Ketentuan Tugas
Ulangi kata demi kata teks tentang proyeksi IHSG, seluruhnya dari "Adapun menurutnya perekonomian" terus ke bawah sampai "cepat dibandingkan Indonesia.".

Teks Bacaan

——

Head of Equity Research and Strategy Mandiri Sekuritas Adrian Joezer memproyeksikan Indeks Harga Saham Gabungan (IHSG) pada akhir 2022 akan menyentuh level 7.400 poin. Dorongan yang terjadi pada IHSG terutama berasal dari konsumsi domestik yang mulai meningkat.
"Kami prediksi IHSG mencapai 7.400 untuk akhir tahun 2022. Earning growth akan tumbuh sekitar 15%. Jadi, 2022 ini kalau kita lihat dari earning growth 15% yang kami prediksi ini, sekitar dua pertiga datang dari perbankan dan banyak juga di-drive oleh domestic consumption," kata Adrian Joezer siaran pers secara daring, dikutip Alinea Rabu (23/2).
Adapun menurutnya perekonomian domestik inilah yang akan mendominasi dalam pemulihan rantai perekonomian. Mungkin pada tahun lalu pasar ekspor yang lebih dahulu positif seiring negara-negara lain yang pulih lebih cepat dibandingkan Indonesia.
"Kalau kami lihat sebelum bulan Agustus, memang konsensus earning share itu up and down dan cenderung lebih ke arah flattening. Tetapi kalau dilihat Agustus hingga Desember itu trennya naik ke atas terus, sehingga memang mencerminkan optimisme yang mulai terbangun," ujar Adrian.
Adrian menilai fenomena kenaikan IHSG pada tahun 2021 yang tembus capai targetnya yaitu ditopang dengan meningkatnya ekpektasi pendapatan dan laba emiten yang telah tampak pada paruh kedua 2021 lalu.

——

[Anotasi Elemen Halaman]
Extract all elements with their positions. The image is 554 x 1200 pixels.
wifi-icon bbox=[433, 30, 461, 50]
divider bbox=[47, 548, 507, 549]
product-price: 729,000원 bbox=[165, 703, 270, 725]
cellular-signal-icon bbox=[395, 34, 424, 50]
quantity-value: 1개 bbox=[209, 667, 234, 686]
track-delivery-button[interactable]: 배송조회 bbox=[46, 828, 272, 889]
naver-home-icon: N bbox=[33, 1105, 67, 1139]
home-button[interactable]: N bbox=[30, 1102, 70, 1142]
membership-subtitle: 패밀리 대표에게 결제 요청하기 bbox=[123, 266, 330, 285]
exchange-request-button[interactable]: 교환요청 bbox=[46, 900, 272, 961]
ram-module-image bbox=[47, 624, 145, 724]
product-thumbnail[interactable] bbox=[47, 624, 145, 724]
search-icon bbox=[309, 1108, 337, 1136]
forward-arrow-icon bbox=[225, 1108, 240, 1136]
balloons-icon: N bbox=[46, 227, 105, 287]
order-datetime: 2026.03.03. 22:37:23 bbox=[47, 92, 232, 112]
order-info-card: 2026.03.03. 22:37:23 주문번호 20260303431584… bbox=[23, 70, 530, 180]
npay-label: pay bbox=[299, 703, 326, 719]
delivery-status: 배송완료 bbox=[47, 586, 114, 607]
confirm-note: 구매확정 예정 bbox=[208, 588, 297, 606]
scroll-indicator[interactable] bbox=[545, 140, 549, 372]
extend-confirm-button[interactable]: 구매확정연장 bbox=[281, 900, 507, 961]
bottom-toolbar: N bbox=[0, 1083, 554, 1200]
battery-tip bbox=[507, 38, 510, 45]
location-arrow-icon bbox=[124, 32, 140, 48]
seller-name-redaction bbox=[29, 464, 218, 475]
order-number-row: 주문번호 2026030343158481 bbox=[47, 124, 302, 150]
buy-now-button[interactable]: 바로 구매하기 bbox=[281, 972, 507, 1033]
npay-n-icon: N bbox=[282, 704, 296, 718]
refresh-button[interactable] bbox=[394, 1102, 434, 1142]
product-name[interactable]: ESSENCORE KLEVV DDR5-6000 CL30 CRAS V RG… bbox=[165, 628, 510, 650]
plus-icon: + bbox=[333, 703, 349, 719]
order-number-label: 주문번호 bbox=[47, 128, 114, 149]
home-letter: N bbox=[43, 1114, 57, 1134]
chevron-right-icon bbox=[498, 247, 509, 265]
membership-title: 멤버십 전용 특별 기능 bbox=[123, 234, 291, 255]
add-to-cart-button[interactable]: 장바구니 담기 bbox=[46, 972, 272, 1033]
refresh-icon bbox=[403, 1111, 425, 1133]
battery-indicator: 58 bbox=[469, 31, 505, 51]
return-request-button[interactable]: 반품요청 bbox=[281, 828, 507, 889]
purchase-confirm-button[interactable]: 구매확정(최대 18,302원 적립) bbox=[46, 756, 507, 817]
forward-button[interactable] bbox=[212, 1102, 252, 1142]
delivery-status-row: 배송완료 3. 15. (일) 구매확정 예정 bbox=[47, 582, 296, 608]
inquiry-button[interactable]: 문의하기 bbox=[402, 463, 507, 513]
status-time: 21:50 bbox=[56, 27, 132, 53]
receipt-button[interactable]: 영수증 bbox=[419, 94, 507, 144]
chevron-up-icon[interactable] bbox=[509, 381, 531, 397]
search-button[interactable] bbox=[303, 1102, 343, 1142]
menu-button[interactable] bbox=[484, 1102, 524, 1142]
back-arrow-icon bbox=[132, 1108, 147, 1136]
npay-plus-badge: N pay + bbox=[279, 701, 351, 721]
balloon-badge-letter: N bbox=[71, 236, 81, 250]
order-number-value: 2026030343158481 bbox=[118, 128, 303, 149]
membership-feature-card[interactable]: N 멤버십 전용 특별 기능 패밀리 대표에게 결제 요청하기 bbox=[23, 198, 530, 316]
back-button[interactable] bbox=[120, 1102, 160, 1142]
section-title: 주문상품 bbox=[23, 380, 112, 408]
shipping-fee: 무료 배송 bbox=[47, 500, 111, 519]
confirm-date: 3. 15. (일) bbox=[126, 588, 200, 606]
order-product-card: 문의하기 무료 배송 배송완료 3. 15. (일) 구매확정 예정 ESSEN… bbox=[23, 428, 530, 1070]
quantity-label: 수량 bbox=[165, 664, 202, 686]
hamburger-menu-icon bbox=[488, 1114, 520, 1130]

——

Jawaban Benar
Adapun menurutnya perekonomian domestik inilah yang akan mendominasi dalam pemulihan rantai perekonomian. Mungkin pada tahun lalu pasar ekspor yang lebih dahulu positif seiring negara-negara lain yang pulih lebih cepat dibandingkan Indonesia.